Written instruction = Look for "JSON" in the listing below. Gather each line that contains it.

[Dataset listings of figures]
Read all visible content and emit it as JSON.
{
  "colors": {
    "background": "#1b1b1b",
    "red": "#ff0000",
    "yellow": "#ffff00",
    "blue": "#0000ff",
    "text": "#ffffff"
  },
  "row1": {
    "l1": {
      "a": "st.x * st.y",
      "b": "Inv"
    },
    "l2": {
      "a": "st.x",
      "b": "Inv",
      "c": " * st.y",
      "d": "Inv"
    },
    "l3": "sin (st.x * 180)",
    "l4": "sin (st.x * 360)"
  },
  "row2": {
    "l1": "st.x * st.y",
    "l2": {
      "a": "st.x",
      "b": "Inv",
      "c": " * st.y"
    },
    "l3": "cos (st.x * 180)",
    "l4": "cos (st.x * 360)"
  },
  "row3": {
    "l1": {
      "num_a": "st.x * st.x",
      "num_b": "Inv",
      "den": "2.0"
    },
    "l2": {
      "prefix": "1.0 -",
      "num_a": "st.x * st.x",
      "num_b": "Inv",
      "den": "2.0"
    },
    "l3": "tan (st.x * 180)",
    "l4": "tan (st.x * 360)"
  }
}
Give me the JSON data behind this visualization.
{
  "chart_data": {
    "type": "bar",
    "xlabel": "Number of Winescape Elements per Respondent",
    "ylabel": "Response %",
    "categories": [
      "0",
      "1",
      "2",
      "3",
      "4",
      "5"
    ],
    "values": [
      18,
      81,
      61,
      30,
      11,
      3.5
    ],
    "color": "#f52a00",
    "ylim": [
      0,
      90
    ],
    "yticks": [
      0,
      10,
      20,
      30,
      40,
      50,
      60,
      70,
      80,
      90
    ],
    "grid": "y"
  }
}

The solution =
Read all visible content and emit it as JSON.
Give me the JSON data behind this visualization.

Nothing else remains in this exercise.